─── RECORD EXTRACTS ───

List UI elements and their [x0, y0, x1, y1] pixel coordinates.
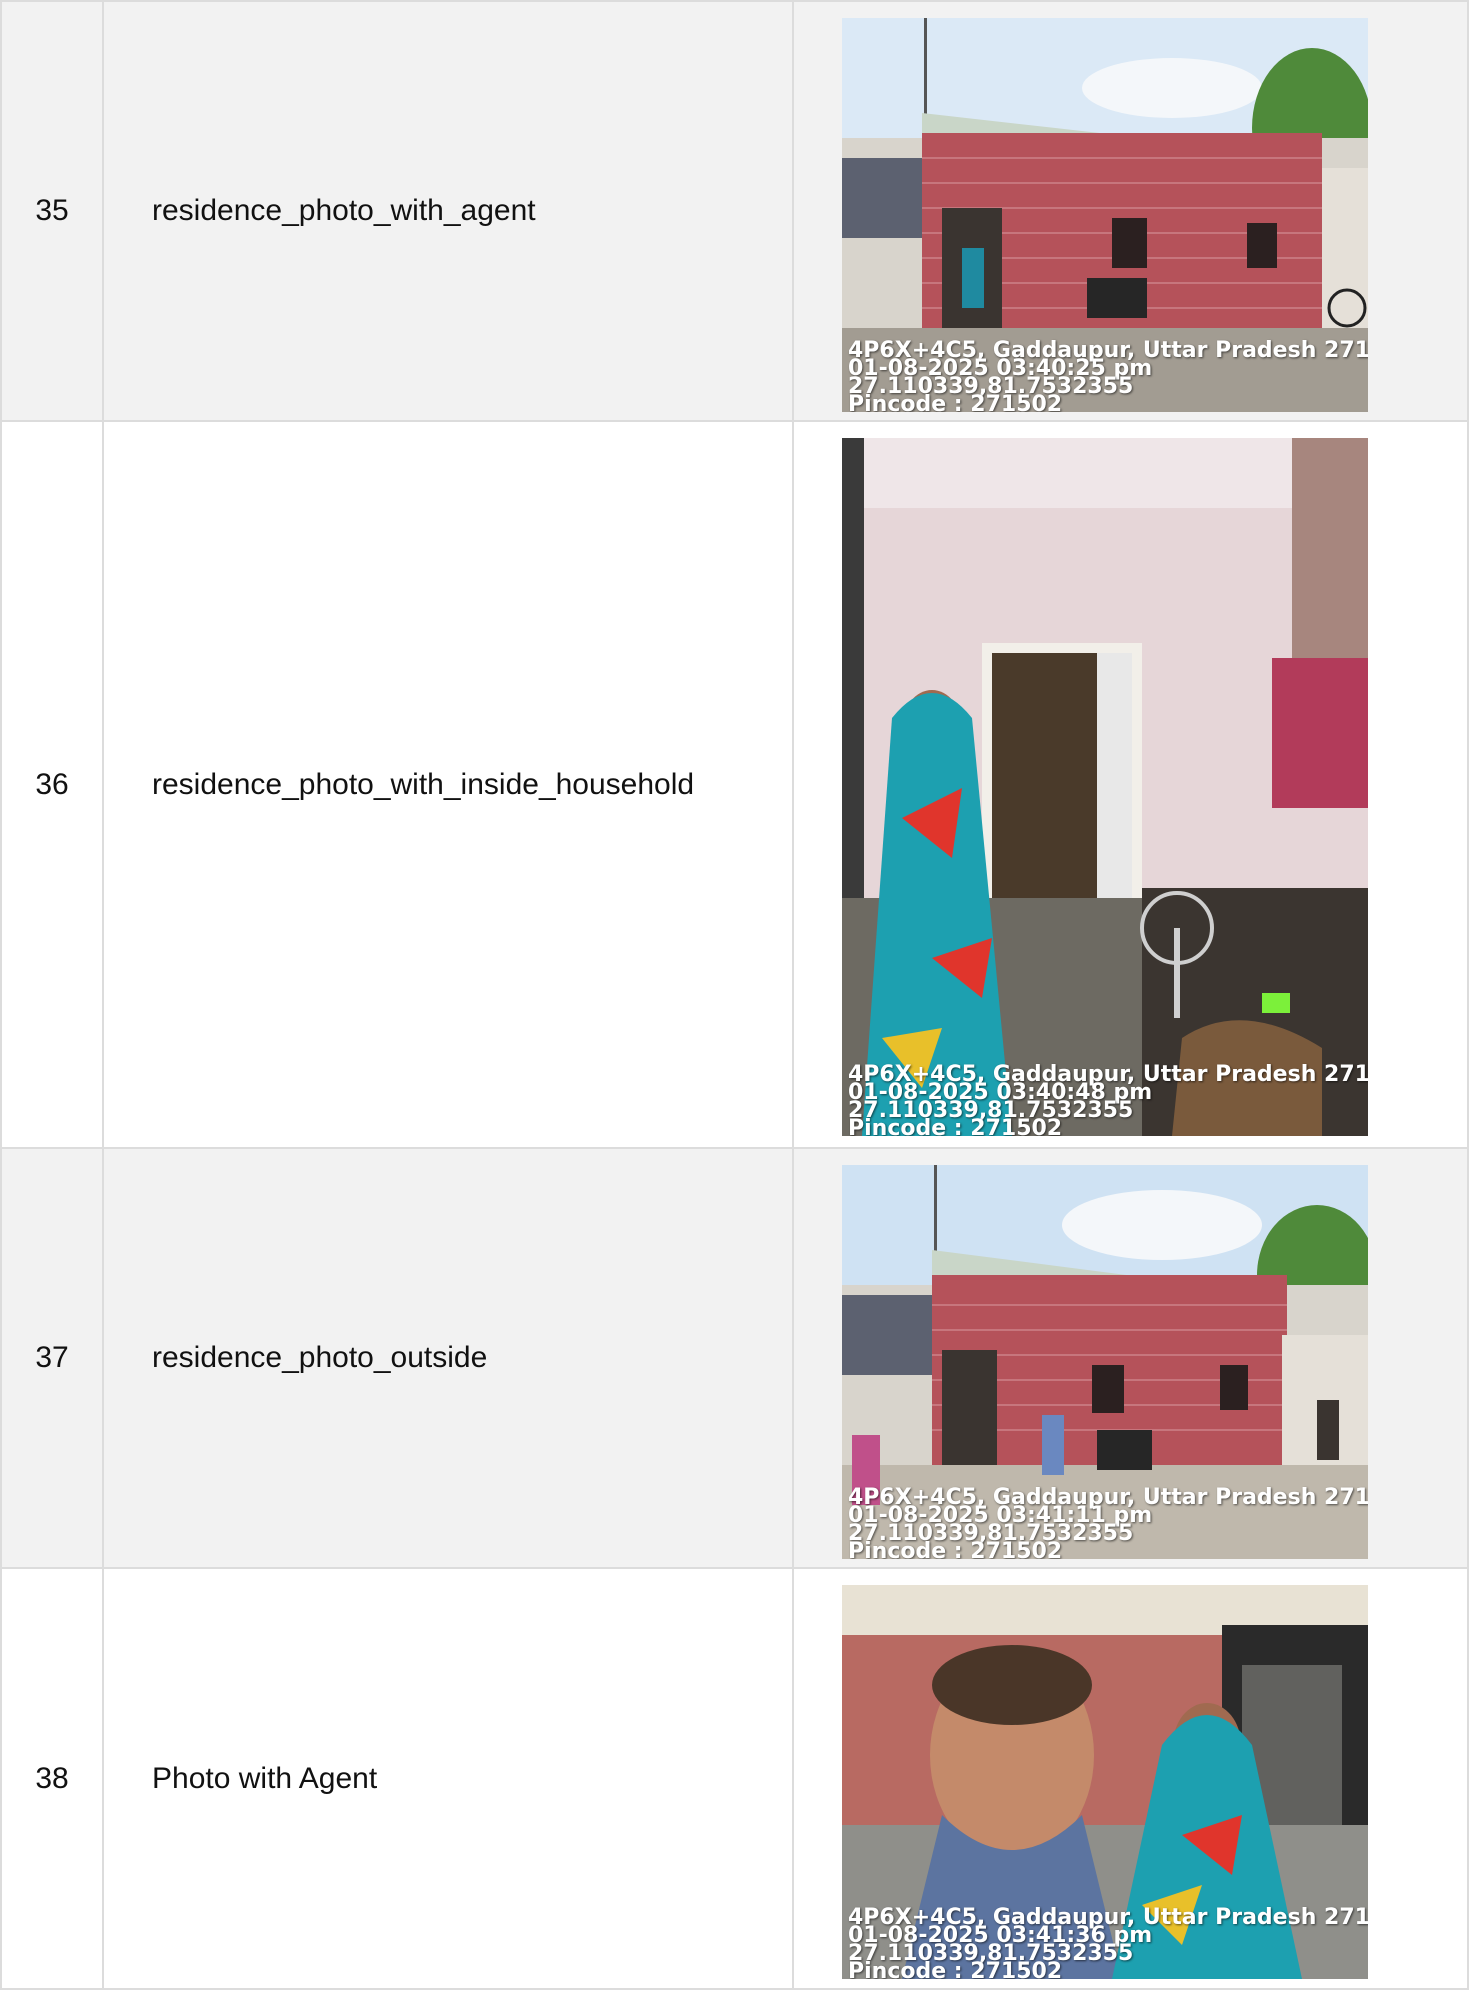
- photo-cell: 4P6X+4C5, Gaddaupur, Uttar Pradesh 27150…: [792, 0, 1469, 422]
- field-label: Photo with Agent: [102, 1567, 794, 1990]
- row-number: 35: [0, 0, 104, 422]
- geo-stamp: 4P6X+4C5, Gaddaupur, Uttar Pradesh 27150…: [848, 1487, 1368, 1560]
- residence-exterior-photo: 4P6X+4C5, Gaddaupur, Uttar Pradesh 27150…: [842, 18, 1368, 412]
- geo-stamp: 4P6X+4C5, Gaddaupur, Uttar Pradesh 27150…: [848, 1064, 1368, 1137]
- field-label: residence_photo_with_agent: [102, 0, 794, 422]
- residence-outside-photo: 4P6X+4C5, Gaddaupur, Uttar Pradesh 27150…: [842, 1165, 1368, 1559]
- row-number: 36: [0, 420, 104, 1149]
- residence-interior-photo: 4P6X+4C5, Gaddaupur, Uttar Pradesh 27150…: [842, 438, 1368, 1136]
- geo-stamp: 4P6X+4C5, Gaddaupur, Uttar Pradesh 27150…: [848, 1907, 1368, 1980]
- table-row: 38 Photo with Agent 4P6X+4C5, Gaddaupur,…: [0, 1567, 1469, 1990]
- table-row: 37 residence_photo_outside 4P6X+4C5, Gad…: [0, 1147, 1469, 1569]
- field-label: residence_photo_outside: [102, 1147, 794, 1569]
- geo-stamp: 4P6X+4C5, Gaddaupur, Uttar Pradesh 27150…: [848, 340, 1368, 413]
- row-number: 37: [0, 1147, 104, 1569]
- photo-cell: 4P6X+4C5, Gaddaupur, Uttar Pradesh 27150…: [792, 1567, 1469, 1990]
- photo-cell: 4P6X+4C5, Gaddaupur, Uttar Pradesh 27150…: [792, 420, 1469, 1149]
- field-label: residence_photo_with_inside_household: [102, 420, 794, 1149]
- table-row: 35 residence_photo_with_agent 4P6X+4C5, …: [0, 0, 1469, 422]
- photo-cell: 4P6X+4C5, Gaddaupur, Uttar Pradesh 27150…: [792, 1147, 1469, 1569]
- verification-photo-table: 35 residence_photo_with_agent 4P6X+4C5, …: [0, 0, 1469, 1990]
- agent-selfie-photo: 4P6X+4C5, Gaddaupur, Uttar Pradesh 27150…: [842, 1585, 1368, 1979]
- row-number: 38: [0, 1567, 104, 1990]
- table-row: 36 residence_photo_with_inside_household: [0, 420, 1469, 1149]
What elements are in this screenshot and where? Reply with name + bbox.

───

→ DO THIS:
Rewrite all the lines above with every "geo-stamp" changed to "location-stamp" and nothing else altered. Leave the pictures out.

→ OUTPUT:
List UI elements and their [x0, y0, x1, y1] pixel coordinates.
- photo-cell: 4P6X+4C5, Gaddaupur, Uttar Pradesh 27150…: [792, 0, 1469, 422]
- field-label: Photo with Agent: [102, 1567, 794, 1990]
- row-number: 35: [0, 0, 104, 422]
- location-stamp: 4P6X+4C5, Gaddaupur, Uttar Pradesh 27150…: [848, 1487, 1368, 1560]
- residence-exterior-photo: 4P6X+4C5, Gaddaupur, Uttar Pradesh 27150…: [842, 18, 1368, 412]
- location-stamp: 4P6X+4C5, Gaddaupur, Uttar Pradesh 27150…: [848, 1064, 1368, 1137]
- field-label: residence_photo_with_agent: [102, 0, 794, 422]
- residence-outside-photo: 4P6X+4C5, Gaddaupur, Uttar Pradesh 27150…: [842, 1165, 1368, 1559]
- row-number: 36: [0, 420, 104, 1149]
- residence-interior-photo: 4P6X+4C5, Gaddaupur, Uttar Pradesh 27150…: [842, 438, 1368, 1136]
- location-stamp: 4P6X+4C5, Gaddaupur, Uttar Pradesh 27150…: [848, 1907, 1368, 1980]
- table-row: 38 Photo with Agent 4P6X+4C5, Gaddaupur,…: [0, 1567, 1469, 1990]
- table-row: 37 residence_photo_outside 4P6X+4C5, Gad…: [0, 1147, 1469, 1569]
- field-label: residence_photo_outside: [102, 1147, 794, 1569]
- location-stamp: 4P6X+4C5, Gaddaupur, Uttar Pradesh 27150…: [848, 340, 1368, 413]
- row-number: 37: [0, 1147, 104, 1569]
- photo-cell: 4P6X+4C5, Gaddaupur, Uttar Pradesh 27150…: [792, 1567, 1469, 1990]
- photo-cell: 4P6X+4C5, Gaddaupur, Uttar Pradesh 27150…: [792, 420, 1469, 1149]
- field-label: residence_photo_with_inside_household: [102, 420, 794, 1149]
- table-row: 35 residence_photo_with_agent 4P6X+4C5, …: [0, 0, 1469, 422]
- photo-cell: 4P6X+4C5, Gaddaupur, Uttar Pradesh 27150…: [792, 1147, 1469, 1569]
- verification-photo-table: 35 residence_photo_with_agent 4P6X+4C5, …: [0, 0, 1469, 1990]
- agent-selfie-photo: 4P6X+4C5, Gaddaupur, Uttar Pradesh 27150…: [842, 1585, 1368, 1979]
- row-number: 38: [0, 1567, 104, 1990]
- table-row: 36 residence_photo_with_inside_household: [0, 420, 1469, 1149]
What elements are in this screenshot and where? Reply with name + bbox.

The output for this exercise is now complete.